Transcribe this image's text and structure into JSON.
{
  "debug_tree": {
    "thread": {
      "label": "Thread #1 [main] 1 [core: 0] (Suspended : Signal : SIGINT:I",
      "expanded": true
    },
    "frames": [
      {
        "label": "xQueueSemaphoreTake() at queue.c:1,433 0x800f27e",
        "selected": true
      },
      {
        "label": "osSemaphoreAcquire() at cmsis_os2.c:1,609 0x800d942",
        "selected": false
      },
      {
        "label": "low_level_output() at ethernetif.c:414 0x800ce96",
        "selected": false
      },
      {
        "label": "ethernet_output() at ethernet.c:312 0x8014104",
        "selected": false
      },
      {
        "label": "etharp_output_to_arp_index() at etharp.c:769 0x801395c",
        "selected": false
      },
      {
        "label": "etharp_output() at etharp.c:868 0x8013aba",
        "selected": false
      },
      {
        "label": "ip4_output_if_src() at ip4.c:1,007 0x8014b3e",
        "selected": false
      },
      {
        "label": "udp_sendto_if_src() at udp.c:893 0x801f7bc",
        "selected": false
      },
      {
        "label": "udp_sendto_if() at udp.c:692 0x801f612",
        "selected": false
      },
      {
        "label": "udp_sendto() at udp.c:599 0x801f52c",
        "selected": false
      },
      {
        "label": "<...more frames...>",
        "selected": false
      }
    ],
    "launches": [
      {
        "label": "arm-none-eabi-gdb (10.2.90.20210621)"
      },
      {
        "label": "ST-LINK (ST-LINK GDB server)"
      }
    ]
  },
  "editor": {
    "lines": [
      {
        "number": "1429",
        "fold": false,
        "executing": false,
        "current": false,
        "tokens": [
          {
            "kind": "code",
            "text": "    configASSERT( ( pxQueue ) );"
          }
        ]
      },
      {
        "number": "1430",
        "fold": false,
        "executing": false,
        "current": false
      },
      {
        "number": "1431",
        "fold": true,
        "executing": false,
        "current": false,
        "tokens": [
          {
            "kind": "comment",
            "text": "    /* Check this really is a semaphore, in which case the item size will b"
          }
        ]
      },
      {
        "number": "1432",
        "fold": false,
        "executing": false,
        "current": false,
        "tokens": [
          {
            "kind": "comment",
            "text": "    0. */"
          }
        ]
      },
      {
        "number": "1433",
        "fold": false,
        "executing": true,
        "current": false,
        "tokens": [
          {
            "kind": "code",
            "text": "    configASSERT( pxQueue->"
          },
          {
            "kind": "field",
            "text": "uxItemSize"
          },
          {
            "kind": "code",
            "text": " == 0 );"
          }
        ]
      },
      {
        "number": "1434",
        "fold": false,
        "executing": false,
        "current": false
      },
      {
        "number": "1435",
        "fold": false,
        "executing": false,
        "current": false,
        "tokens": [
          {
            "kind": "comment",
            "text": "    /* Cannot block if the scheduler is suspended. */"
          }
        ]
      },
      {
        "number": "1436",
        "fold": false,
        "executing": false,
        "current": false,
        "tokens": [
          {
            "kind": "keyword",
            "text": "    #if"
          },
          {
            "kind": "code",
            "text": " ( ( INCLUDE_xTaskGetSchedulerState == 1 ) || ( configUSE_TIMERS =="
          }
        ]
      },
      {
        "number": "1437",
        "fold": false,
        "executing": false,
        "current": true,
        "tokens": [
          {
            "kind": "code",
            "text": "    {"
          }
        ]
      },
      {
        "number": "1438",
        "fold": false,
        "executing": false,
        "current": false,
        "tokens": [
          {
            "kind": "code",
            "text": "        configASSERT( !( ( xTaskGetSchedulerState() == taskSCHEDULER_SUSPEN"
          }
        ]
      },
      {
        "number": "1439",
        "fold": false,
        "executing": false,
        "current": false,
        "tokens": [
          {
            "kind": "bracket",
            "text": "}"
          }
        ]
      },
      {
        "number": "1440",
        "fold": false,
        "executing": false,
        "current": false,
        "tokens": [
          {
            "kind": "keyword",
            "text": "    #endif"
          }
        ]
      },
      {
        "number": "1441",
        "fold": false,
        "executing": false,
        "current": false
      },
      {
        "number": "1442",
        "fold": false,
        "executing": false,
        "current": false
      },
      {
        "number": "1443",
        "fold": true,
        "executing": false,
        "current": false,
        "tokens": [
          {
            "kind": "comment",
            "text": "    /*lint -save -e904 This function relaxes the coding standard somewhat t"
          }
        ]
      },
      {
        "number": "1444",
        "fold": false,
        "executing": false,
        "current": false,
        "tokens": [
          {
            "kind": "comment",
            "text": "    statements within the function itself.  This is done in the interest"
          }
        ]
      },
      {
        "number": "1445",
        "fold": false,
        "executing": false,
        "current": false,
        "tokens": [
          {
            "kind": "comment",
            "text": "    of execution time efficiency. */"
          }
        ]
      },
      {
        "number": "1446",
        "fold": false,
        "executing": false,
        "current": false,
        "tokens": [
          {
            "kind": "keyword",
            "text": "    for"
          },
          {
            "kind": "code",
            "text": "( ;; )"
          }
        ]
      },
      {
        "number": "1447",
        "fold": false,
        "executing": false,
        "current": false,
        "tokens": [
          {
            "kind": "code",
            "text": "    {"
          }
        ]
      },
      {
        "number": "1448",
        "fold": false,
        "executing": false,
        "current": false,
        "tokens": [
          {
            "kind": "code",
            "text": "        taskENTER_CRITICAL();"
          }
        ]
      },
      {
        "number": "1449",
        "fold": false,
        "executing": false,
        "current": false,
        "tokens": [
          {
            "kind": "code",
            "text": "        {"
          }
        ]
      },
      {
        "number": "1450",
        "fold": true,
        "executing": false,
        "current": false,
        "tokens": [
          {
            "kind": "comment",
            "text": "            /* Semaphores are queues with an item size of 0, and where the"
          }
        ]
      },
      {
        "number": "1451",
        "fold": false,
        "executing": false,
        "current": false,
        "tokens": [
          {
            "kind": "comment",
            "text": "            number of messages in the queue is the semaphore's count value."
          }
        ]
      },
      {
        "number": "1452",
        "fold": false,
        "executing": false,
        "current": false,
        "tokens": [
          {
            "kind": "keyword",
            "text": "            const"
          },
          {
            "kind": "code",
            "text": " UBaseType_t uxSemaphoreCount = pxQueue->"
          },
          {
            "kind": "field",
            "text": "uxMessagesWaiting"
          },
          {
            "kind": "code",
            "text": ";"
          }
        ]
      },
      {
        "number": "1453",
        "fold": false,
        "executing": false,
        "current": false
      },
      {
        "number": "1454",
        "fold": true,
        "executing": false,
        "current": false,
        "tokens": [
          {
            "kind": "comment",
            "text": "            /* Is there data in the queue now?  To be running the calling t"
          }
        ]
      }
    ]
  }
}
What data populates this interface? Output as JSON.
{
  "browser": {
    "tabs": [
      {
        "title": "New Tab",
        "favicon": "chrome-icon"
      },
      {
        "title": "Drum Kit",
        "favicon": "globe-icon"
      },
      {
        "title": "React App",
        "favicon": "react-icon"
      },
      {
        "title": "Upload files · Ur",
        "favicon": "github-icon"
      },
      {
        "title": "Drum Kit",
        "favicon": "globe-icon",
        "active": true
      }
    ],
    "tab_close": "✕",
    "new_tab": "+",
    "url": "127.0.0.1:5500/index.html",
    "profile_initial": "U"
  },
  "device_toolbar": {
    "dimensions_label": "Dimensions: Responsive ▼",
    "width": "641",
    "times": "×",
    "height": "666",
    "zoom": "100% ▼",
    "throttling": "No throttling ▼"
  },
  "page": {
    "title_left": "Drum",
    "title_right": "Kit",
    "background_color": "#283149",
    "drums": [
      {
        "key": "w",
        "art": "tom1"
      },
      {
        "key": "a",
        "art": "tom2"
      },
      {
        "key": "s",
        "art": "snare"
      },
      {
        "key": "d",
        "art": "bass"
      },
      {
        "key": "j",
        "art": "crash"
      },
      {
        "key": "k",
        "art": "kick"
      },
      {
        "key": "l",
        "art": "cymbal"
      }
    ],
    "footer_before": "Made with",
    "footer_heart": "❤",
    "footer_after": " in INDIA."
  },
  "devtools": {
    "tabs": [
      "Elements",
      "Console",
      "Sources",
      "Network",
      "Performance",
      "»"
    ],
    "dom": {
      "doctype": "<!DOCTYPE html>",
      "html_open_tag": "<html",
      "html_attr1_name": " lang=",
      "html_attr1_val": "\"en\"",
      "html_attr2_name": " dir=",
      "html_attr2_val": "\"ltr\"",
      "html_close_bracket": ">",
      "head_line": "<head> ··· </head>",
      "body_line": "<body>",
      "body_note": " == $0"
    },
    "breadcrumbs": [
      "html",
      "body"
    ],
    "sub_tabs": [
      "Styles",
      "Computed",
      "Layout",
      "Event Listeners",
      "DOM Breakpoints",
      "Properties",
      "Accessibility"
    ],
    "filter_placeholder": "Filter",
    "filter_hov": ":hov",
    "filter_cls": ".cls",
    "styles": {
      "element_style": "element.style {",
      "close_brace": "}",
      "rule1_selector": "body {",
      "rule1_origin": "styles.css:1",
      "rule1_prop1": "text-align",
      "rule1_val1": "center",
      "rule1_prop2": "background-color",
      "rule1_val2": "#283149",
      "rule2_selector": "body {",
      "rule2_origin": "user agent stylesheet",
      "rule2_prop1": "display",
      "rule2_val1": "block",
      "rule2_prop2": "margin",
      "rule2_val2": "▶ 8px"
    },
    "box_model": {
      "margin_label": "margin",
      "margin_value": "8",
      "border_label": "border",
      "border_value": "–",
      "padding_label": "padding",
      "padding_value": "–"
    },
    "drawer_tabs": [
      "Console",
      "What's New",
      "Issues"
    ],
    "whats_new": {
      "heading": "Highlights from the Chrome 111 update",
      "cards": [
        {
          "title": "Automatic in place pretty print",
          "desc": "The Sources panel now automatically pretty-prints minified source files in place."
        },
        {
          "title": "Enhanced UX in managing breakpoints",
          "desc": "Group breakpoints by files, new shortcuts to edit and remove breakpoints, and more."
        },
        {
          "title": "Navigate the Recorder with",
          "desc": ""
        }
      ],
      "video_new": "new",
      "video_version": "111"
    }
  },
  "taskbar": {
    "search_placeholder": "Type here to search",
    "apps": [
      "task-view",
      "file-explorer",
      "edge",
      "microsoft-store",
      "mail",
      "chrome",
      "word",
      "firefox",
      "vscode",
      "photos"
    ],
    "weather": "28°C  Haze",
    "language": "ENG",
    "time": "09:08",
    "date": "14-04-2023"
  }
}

******************************

* Problem description *
Looking at the records above, say how many lines hold the string "data". Write nothing but the number.

* Problem solution *
2